▶ TESTO DA LEGGERE:
—————

Nel corso di un recente dibattito sulla crescita del PIL, il Ministro per la pubblica amministrazione
Renato Brunetta ha dichiarato che una spinta ulteriore alla sua crescita potrebbe derivare da una
corposa riduzione della percentuale di pubblici dipendenti attualmente impegnati nello smart
working , percentuale che nel marzo 2020, allo scoppio della pandemia, aveva toccato punte
superiori al 70% nei comparti istruzione e funzioni centrali.

Oggi i pubblici dipendenti in regime di smart working sono stimati essere circa 1,2 milioni, pari al
37% del totale, mentre il Ministro Brunetta ha ipotizzato che tale percentuale non dovrà superare il
15%, interessando quindi circa 500mila lavoratori: ciò significa che il lavoro agile dovrà rimanere
una modalità eccezionale, che sarà decisa dai singoli dirigenti in funzione delle particolari esigenze
dei rispettivi uffici.
Questa presa di posizione del Ministro conferma quella che è stata una visione piuttosto diffusa
dell’istituto del lavoro agile durante la fase acuta della pandemia, e cioè una interpretazione dello
stesso in chiave esclusivamente emergenziale, volto a garantire il funzionamento degli uffici e la
contestua le salvaguardia della salute dei lavoratori di fronte al rischio di contagio da covid 19.
In questa situazione, la maggioranza dei lavoratori pubblici si è trovata ad affrontare enormi
difficoltà per assicurare la prestazione lavorativa dovuta, a causa del la mancanza di regole precise
relativamente ad orari di lavoro e pause consentite, affidabilità delle connessioni internet,
reperibilità telefonica, modalità di controllo talora fortemente invasive agite da alcuni dirigenti, con
la sovrapposizione dell’attività lavorativa, spesso protratta per l’intera giornata, con i tempi di vita
normale e di gestione delle esigenze familiari.
Crediamo viceversa che il lavoro agile, disciplinato da una specifica normativa del 2017 e dunque
non correlato in alcun modo alla emergenza sanitaria esplosa nel 2020, vada incrementato,
attraverso l’adozione di un nuovo modello manageriale, focalizzato più sugli obiettivi e meno sul
controllo (che spesso si limita alla sterile verifica dell’osservanza degli orari di presenza sul po sto di
lavoro), e su di una più precisa cornice normativa, che disciplini in modo puntuale e definito tutti gli
aspetti di questa nuova modalità lavorativa.

—————

▶ DATI DA ANALIZZARE:

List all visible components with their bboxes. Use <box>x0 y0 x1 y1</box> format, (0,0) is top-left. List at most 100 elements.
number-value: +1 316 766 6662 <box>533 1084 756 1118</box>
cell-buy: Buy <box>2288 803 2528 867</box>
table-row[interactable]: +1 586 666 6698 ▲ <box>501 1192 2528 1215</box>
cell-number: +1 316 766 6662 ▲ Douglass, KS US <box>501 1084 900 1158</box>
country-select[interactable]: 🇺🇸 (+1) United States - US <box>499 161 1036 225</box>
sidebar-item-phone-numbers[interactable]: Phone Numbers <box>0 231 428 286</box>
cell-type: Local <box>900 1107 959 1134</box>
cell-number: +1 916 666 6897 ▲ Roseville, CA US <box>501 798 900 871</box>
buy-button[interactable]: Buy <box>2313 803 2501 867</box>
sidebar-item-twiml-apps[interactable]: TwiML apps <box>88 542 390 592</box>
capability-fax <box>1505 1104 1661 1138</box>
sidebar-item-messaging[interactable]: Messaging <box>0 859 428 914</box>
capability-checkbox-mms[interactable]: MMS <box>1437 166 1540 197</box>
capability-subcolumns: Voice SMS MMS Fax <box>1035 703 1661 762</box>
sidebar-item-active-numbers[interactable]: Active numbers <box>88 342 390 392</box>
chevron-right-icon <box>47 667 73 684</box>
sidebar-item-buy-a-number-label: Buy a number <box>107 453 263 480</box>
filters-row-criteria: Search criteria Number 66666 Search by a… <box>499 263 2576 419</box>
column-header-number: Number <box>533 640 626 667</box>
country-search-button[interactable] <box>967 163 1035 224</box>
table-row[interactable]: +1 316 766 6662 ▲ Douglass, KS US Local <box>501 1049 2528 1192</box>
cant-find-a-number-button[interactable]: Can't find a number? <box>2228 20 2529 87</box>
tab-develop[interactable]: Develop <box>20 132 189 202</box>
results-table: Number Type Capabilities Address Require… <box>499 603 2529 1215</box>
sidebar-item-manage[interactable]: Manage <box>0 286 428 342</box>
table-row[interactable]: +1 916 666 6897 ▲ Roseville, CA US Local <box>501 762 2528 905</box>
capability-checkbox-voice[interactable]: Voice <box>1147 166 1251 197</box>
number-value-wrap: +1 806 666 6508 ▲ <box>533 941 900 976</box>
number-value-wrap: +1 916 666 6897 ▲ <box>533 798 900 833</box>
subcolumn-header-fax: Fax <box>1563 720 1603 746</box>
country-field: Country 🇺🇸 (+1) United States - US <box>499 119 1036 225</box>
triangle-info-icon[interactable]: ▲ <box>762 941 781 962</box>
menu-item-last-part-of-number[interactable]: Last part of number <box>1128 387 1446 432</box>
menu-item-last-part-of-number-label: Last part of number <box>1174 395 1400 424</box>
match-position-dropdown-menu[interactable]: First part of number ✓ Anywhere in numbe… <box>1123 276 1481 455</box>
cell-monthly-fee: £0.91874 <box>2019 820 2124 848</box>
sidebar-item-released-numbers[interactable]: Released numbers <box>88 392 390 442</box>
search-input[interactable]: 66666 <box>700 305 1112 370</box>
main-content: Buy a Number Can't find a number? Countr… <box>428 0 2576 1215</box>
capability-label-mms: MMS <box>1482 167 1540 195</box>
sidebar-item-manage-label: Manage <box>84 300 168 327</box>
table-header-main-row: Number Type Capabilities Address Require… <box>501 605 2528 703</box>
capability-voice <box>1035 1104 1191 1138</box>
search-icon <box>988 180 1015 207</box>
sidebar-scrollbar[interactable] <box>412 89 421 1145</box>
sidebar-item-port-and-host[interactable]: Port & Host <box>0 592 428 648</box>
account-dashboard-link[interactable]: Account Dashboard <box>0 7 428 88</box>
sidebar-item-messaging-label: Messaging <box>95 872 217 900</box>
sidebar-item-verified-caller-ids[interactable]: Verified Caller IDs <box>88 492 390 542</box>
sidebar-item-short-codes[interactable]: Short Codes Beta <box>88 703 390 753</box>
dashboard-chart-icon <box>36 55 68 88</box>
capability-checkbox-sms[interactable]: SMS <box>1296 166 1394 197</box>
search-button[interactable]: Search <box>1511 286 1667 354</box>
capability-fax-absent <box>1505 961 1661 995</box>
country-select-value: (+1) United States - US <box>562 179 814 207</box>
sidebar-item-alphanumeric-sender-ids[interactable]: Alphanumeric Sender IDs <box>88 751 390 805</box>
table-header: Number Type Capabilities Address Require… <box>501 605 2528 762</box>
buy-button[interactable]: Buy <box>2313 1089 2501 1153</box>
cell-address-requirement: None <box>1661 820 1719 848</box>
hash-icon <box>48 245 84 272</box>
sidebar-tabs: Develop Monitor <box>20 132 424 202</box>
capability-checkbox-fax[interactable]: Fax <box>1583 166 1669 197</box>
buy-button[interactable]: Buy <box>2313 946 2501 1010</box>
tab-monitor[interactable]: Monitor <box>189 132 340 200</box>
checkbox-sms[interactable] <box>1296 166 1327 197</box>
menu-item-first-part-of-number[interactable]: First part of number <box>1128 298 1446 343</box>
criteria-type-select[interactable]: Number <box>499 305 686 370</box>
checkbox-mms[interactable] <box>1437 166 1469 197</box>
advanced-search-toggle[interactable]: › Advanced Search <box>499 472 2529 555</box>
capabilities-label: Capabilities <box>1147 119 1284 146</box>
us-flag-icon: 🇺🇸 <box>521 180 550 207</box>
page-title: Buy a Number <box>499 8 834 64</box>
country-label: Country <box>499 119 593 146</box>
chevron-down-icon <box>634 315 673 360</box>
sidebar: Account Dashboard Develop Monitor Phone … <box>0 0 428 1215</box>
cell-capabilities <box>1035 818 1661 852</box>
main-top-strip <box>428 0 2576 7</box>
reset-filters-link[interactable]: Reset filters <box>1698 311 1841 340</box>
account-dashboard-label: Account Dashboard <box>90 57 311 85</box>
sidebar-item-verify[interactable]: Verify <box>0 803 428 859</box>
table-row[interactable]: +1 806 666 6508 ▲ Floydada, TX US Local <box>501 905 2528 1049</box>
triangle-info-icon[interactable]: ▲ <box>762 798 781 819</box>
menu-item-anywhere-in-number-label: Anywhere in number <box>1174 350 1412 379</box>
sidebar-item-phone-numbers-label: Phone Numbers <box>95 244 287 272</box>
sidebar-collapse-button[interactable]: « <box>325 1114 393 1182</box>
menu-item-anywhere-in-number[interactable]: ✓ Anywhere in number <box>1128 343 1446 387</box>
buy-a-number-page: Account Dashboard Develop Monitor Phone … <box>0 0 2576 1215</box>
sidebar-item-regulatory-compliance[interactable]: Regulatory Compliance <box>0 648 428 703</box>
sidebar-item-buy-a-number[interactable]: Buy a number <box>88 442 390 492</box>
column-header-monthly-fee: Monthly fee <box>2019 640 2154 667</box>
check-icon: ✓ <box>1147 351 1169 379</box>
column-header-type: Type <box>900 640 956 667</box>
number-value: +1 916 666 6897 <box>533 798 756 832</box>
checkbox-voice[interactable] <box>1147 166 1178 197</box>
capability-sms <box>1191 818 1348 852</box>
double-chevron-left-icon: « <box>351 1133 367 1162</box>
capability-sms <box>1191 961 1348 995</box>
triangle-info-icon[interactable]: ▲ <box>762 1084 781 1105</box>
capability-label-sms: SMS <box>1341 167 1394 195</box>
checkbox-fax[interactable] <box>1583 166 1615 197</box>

—————

▶ ATTIVITÀ RICHIESTE:
(1) Secondo il testo sul lavoro agile nella pubblica amministrazione, quale quota dei pubblici dipendenti lavora oggi in smart working?
(2) Nel testo sul lavoro agile nella pubblica amministrazione, riscrivi il passo che inizia con "Oggi i pubblici" e termina con "dei rispettivi uffici.", sostituendo "lavoro agile" con "lavoro da remoto".
(3) Riassumi in due frasi il testo sul lavoro agile nella pubblica amministrazione.

▶ ESERCIZI RISOLTI:
(1) Il 37% del totale, pari a circa 1,2 milioni di dipendenti.

(2)
Oggi i pubblici dipendenti in regime di smart working sono stimati essere circa 1,2 milioni, pari al
37% del totale, mentre il Ministro Brunetta ha ipotizzato che tale percentuale non dovrà superare il
15%, interessando quindi circa 500mila lavoratori: ciò significa che il lavoro da remoto dovrà rimanere
una modalità eccezionale, che sarà decisa dai singoli dirigenti in funzione delle particolari esigenze
dei rispettivi uffici.

(3) Il Ministro Brunetta ha dichiarato che la crescita del PIL potrebbe trarre una spinta dalla riduzione della quota di pubblici dipendenti in smart working, oggi circa il 37% del totale, a non oltre il 15%, facendo del lavoro agile una modalità eccezionale decisa dai singoli dirigenti. Gli autori ritengono invece che il lavoro agile, disciplinato da una normativa del 2017 e non legato all'emergenza sanitaria, vada incrementato con un nuovo modello manageriale focalizzato sugli obiettivi e con una cornice normativa più precisa.